## What to do
Reproduce the records below in their entirety, character for character.

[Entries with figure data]
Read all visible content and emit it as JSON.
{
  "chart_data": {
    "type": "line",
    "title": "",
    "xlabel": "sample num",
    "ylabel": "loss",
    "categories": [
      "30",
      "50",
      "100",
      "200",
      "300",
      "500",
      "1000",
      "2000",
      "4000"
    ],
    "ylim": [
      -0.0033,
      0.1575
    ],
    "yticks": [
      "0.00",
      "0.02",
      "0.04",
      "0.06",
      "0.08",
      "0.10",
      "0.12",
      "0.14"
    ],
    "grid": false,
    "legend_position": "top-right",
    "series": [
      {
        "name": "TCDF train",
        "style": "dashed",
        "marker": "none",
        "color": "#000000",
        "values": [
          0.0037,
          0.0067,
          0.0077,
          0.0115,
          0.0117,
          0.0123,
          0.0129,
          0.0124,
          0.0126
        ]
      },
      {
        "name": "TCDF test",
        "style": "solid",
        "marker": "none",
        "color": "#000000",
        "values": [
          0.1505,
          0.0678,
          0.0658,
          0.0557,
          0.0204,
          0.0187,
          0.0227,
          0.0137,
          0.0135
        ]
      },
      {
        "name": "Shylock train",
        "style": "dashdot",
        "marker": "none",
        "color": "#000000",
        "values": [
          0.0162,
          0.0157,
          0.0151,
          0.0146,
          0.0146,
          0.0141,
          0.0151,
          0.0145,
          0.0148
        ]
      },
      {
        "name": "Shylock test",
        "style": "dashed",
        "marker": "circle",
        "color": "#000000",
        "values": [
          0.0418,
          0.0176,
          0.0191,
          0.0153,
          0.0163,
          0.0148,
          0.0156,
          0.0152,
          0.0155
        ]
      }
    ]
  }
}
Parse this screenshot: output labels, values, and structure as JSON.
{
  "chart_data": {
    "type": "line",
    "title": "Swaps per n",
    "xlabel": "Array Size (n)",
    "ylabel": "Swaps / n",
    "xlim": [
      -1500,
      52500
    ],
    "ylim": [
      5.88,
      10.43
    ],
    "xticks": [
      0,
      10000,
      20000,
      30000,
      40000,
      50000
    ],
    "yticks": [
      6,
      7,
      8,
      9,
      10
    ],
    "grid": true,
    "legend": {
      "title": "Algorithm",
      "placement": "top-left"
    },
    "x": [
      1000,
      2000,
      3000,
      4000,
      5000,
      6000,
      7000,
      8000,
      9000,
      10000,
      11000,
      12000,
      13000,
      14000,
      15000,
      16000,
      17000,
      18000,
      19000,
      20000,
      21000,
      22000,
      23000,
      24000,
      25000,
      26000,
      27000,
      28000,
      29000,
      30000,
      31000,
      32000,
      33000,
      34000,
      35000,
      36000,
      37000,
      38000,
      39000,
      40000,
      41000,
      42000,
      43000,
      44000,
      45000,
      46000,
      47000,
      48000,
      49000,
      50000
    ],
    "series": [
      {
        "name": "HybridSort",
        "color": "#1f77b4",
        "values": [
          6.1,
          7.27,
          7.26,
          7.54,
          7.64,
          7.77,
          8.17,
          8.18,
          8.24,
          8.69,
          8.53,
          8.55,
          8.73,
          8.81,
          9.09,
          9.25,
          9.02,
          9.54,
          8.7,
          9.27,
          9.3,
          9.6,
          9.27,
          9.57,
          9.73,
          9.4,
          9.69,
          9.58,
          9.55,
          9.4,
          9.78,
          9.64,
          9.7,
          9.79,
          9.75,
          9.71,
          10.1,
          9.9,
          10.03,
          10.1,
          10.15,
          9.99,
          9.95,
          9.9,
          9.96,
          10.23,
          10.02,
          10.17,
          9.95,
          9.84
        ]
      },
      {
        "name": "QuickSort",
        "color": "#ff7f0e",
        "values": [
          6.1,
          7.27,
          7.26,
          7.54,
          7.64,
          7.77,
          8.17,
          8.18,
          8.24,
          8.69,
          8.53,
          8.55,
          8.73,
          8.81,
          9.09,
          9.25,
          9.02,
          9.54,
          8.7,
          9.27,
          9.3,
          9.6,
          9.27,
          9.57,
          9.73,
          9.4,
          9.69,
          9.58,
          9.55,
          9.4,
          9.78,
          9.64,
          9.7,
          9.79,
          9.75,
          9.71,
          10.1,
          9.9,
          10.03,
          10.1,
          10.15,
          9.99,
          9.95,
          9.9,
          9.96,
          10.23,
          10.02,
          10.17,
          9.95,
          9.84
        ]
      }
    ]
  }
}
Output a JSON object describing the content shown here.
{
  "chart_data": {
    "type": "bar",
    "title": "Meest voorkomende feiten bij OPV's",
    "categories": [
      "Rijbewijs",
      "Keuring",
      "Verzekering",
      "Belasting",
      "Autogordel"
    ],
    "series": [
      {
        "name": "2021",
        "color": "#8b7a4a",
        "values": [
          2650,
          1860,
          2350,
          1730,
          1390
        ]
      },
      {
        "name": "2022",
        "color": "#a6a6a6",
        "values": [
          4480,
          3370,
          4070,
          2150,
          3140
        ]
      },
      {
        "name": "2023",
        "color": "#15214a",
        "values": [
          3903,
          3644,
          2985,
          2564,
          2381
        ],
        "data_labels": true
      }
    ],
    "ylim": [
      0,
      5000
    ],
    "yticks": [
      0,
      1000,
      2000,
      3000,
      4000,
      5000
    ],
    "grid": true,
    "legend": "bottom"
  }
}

## Full solution
Read all visible content and emit it as JSON.
{
  "chart_data": {
    "type": "line",
    "title": "",
    "xlabel": "sample num",
    "ylabel": "loss",
    "categories": [
      "30",
      "50",
      "100",
      "200",
      "300",
      "500",
      "1000",
      "2000",
      "4000"
    ],
    "ylim": [
      -0.0033,
      0.1575
    ],
    "yticks": [
      "0.00",
      "0.02",
      "0.04",
      "0.06",
      "0.08",
      "0.10",
      "0.12",
      "0.14"
    ],
    "grid": false,
    "legend_position": "top-right",
    "series": [
      {
        "name": "TCDF train",
        "style": "dashed",
        "marker": "none",
        "color": "#000000",
        "values": [
          0.0037,
          0.0067,
          0.0077,
          0.0115,
          0.0117,
          0.0123,
          0.0129,
          0.0124,
          0.0126
        ]
      },
      {
        "name": "TCDF test",
        "style": "solid",
        "marker": "none",
        "color": "#000000",
        "values": [
          0.1505,
          0.0678,
          0.0658,
          0.0557,
          0.0204,
          0.0187,
          0.0227,
          0.0137,
          0.0135
        ]
      },
      {
        "name": "Shylock train",
        "style": "dashdot",
        "marker": "none",
        "color": "#000000",
        "values": [
          0.0162,
          0.0157,
          0.0151,
          0.0146,
          0.0146,
          0.0141,
          0.0151,
          0.0145,
          0.0148
        ]
      },
      {
        "name": "Shylock test",
        "style": "dashed",
        "marker": "circle",
        "color": "#000000",
        "values": [
          0.0418,
          0.0176,
          0.0191,
          0.0153,
          0.0163,
          0.0148,
          0.0156,
          0.0152,
          0.0155
        ]
      }
    ]
  }
}
Parse this screenshot: output labels, values, and structure as JSON.
{
  "chart_data": {
    "type": "line",
    "title": "Swaps per n",
    "xlabel": "Array Size (n)",
    "ylabel": "Swaps / n",
    "xlim": [
      -1500,
      52500
    ],
    "ylim": [
      5.88,
      10.43
    ],
    "xticks": [
      0,
      10000,
      20000,
      30000,
      40000,
      50000
    ],
    "yticks": [
      6,
      7,
      8,
      9,
      10
    ],
    "grid": true,
    "legend": {
      "title": "Algorithm",
      "placement": "top-left"
    },
    "x": [
      1000,
      2000,
      3000,
      4000,
      5000,
      6000,
      7000,
      8000,
      9000,
      10000,
      11000,
      12000,
      13000,
      14000,
      15000,
      16000,
      17000,
      18000,
      19000,
      20000,
      21000,
      22000,
      23000,
      24000,
      25000,
      26000,
      27000,
      28000,
      29000,
      30000,
      31000,
      32000,
      33000,
      34000,
      35000,
      36000,
      37000,
      38000,
      39000,
      40000,
      41000,
      42000,
      43000,
      44000,
      45000,
      46000,
      47000,
      48000,
      49000,
      50000
    ],
    "series": [
      {
        "name": "HybridSort",
        "color": "#1f77b4",
        "values": [
          6.1,
          7.27,
          7.26,
          7.54,
          7.64,
          7.77,
          8.17,
          8.18,
          8.24,
          8.69,
          8.53,
          8.55,
          8.73,
          8.81,
          9.09,
          9.25,
          9.02,
          9.54,
          8.7,
          9.27,
          9.3,
          9.6,
          9.27,
          9.57,
          9.73,
          9.4,
          9.69,
          9.58,
          9.55,
          9.4,
          9.78,
          9.64,
          9.7,
          9.79,
          9.75,
          9.71,
          10.1,
          9.9,
          10.03,
          10.1,
          10.15,
          9.99,
          9.95,
          9.9,
          9.96,
          10.23,
          10.02,
          10.17,
          9.95,
          9.84
        ]
      },
      {
        "name": "QuickSort",
        "color": "#ff7f0e",
        "values": [
          6.1,
          7.27,
          7.26,
          7.54,
          7.64,
          7.77,
          8.17,
          8.18,
          8.24,
          8.69,
          8.53,
          8.55,
          8.73,
          8.81,
          9.09,
          9.25,
          9.02,
          9.54,
          8.7,
          9.27,
          9.3,
          9.6,
          9.27,
          9.57,
          9.73,
          9.4,
          9.69,
          9.58,
          9.55,
          9.4,
          9.78,
          9.64,
          9.7,
          9.79,
          9.75,
          9.71,
          10.1,
          9.9,
          10.03,
          10.1,
          10.15,
          9.99,
          9.95,
          9.9,
          9.96,
          10.23,
          10.02,
          10.17,
          9.95,
          9.84
        ]
      }
    ]
  }
}
Output a JSON object describing the content shown here.
{
  "chart_data": {
    "type": "bar",
    "title": "Meest voorkomende feiten bij OPV's",
    "categories": [
      "Rijbewijs",
      "Keuring",
      "Verzekering",
      "Belasting",
      "Autogordel"
    ],
    "series": [
      {
        "name": "2021",
        "color": "#8b7a4a",
        "values": [
          2650,
          1860,
          2350,
          1730,
          1390
        ]
      },
      {
        "name": "2022",
        "color": "#a6a6a6",
        "values": [
          4480,
          3370,
          4070,
          2150,
          3140
        ]
      },
      {
        "name": "2023",
        "color": "#15214a",
        "values": [
          3903,
          3644,
          2985,
          2564,
          2381
        ],
        "data_labels": true
      }
    ],
    "ylim": [
      0,
      5000
    ],
    "yticks": [
      0,
      1000,
      2000,
      3000,
      4000,
      5000
    ],
    "grid": true,
    "legend": "bottom"
  }
}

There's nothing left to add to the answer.